◆ PROBLEM STATEMENT ◆
Please count the lines of the data below that contain the string "plot" (case counts) and give only that number.

** begin RECORDS FOR PROCESSING **

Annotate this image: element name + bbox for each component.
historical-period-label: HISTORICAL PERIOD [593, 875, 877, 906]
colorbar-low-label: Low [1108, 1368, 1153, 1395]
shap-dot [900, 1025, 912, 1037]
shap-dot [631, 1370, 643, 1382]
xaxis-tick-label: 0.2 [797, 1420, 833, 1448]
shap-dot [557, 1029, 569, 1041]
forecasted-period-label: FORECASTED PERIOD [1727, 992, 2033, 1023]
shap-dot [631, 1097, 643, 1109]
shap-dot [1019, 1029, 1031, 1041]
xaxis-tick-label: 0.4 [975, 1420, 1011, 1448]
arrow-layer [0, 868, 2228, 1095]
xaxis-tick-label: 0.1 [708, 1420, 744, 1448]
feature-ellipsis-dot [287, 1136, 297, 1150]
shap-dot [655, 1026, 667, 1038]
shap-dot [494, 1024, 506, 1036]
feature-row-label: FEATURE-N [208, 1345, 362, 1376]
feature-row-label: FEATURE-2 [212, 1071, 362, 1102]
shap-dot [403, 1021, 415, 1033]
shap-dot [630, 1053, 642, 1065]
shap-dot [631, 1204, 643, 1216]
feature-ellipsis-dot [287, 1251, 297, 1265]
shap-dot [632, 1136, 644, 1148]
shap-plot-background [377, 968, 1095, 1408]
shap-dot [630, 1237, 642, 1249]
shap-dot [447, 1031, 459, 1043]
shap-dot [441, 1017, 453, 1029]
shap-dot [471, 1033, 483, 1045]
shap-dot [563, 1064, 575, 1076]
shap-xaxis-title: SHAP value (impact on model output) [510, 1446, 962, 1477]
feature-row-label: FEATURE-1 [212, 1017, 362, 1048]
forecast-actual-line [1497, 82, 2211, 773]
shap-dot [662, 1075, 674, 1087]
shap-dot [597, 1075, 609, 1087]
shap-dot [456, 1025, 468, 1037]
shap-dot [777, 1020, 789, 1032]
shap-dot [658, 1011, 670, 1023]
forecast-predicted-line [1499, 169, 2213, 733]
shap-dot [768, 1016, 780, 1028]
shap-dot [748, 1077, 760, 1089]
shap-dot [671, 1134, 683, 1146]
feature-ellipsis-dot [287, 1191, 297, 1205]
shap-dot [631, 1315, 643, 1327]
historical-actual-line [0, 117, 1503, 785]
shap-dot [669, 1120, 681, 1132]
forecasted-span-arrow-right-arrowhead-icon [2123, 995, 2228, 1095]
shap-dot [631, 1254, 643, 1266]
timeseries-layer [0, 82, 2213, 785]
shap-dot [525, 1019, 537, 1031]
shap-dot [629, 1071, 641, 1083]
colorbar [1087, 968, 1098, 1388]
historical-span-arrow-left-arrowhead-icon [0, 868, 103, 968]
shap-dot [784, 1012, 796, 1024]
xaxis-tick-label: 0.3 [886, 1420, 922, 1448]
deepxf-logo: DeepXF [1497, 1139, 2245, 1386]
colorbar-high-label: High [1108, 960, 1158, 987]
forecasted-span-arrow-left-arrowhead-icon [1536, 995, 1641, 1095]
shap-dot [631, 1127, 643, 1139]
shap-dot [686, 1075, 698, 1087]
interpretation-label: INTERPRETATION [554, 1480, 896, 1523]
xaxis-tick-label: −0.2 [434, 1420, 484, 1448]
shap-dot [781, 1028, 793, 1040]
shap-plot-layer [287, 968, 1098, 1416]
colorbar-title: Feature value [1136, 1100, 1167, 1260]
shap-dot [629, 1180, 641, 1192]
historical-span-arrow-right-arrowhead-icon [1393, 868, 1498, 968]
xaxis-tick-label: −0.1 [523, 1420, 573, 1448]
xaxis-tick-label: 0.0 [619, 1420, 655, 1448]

** end RECORDS FOR PROCESSING **
** begin RECORDS FOR PROCESSING **

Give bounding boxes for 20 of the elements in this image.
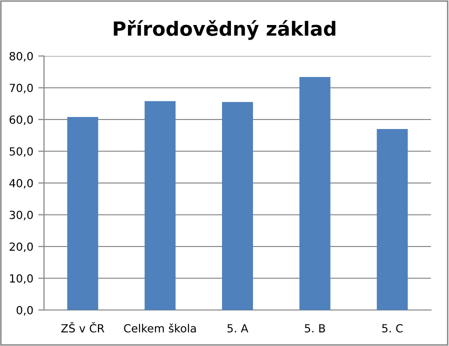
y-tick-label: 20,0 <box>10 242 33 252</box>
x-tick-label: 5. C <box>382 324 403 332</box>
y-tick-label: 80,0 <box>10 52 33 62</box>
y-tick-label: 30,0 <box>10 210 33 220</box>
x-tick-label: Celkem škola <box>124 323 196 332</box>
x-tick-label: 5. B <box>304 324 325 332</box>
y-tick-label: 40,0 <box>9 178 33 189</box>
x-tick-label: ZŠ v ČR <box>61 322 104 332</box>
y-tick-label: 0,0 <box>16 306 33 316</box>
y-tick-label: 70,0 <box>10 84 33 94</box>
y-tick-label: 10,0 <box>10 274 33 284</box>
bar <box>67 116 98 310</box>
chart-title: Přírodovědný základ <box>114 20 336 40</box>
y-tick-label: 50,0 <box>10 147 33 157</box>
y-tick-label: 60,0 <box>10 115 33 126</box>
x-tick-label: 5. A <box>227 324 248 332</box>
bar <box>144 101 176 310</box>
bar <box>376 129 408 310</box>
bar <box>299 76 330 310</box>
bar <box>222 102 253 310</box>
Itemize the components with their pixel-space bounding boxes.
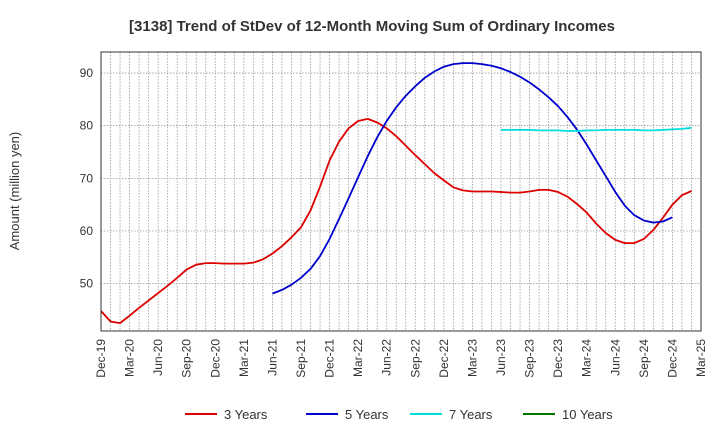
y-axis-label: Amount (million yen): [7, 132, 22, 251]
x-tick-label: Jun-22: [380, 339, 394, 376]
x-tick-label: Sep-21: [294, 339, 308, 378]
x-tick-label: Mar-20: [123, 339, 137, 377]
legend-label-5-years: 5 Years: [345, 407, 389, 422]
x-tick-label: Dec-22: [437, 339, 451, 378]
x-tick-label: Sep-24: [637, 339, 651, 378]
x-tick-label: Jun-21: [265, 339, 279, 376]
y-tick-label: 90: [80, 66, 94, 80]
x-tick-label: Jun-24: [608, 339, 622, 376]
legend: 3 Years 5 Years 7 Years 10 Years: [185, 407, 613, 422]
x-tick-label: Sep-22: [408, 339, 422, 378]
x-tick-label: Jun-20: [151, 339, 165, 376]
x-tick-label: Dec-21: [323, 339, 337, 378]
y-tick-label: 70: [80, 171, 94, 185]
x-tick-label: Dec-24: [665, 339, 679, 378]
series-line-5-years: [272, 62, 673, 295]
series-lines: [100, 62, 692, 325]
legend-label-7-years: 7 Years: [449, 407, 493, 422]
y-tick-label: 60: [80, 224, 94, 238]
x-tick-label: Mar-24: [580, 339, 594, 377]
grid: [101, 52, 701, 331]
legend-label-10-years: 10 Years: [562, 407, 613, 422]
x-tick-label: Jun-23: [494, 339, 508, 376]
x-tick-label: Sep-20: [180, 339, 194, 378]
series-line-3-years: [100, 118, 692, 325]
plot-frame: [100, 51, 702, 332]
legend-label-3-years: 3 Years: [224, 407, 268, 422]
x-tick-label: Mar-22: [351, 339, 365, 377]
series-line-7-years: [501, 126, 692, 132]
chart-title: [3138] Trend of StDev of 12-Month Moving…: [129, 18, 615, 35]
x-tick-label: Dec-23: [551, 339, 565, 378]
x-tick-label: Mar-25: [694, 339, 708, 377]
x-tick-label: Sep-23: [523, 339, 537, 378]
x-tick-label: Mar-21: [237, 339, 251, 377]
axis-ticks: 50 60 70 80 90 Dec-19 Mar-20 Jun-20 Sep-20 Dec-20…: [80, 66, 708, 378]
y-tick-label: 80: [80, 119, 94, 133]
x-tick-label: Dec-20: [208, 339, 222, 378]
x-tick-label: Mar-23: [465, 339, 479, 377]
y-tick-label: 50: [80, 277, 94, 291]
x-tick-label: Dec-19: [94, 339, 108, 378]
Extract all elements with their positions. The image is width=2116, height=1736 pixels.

** end RECORDS FOR PROCESSING **
** begin RECORDS FOR PROCESSING **

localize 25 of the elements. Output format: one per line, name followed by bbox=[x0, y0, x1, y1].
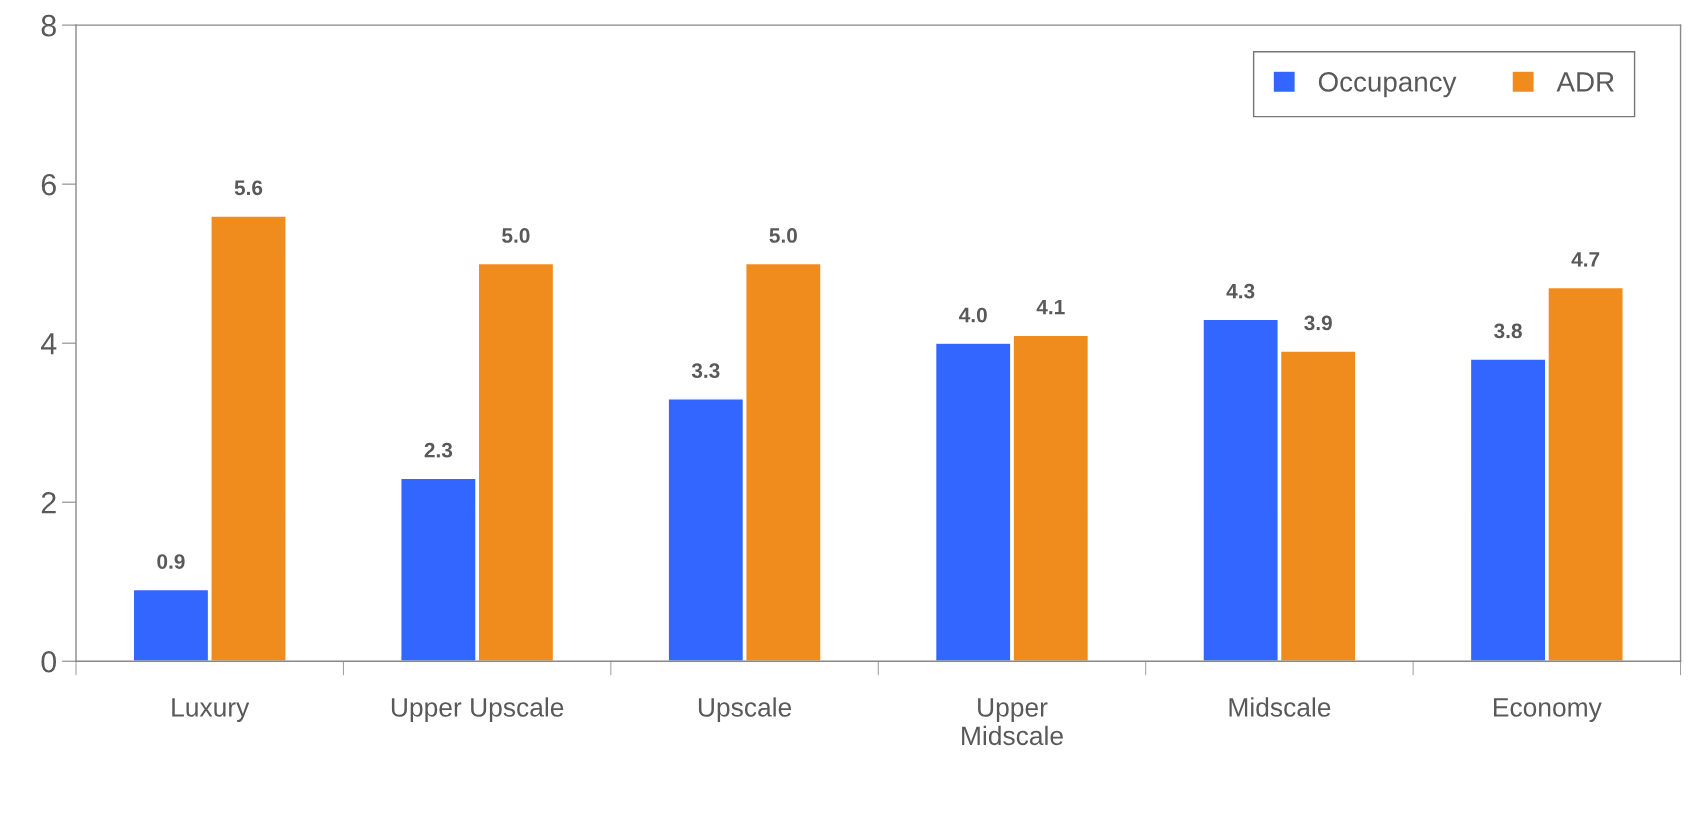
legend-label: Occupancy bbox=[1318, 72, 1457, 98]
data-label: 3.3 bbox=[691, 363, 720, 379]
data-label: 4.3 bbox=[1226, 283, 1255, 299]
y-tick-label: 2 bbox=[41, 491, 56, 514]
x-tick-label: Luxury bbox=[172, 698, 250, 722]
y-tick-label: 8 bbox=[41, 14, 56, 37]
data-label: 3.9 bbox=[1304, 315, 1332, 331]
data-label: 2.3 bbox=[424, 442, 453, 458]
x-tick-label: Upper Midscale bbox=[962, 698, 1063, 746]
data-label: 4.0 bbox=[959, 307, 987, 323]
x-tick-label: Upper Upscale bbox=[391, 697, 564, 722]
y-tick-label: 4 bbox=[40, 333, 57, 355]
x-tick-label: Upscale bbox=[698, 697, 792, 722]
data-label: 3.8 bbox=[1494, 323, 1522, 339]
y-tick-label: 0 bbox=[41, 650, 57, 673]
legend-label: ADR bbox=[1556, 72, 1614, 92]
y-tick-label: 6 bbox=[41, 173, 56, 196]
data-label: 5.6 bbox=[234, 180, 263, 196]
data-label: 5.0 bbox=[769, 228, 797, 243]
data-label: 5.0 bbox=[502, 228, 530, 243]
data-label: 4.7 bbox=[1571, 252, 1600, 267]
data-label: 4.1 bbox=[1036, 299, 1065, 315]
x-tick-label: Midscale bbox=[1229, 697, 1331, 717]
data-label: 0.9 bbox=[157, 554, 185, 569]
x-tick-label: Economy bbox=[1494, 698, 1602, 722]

** end RECORDS FOR PROCESSING **

◆ RESULT OF THIS EXERCISE ◆
3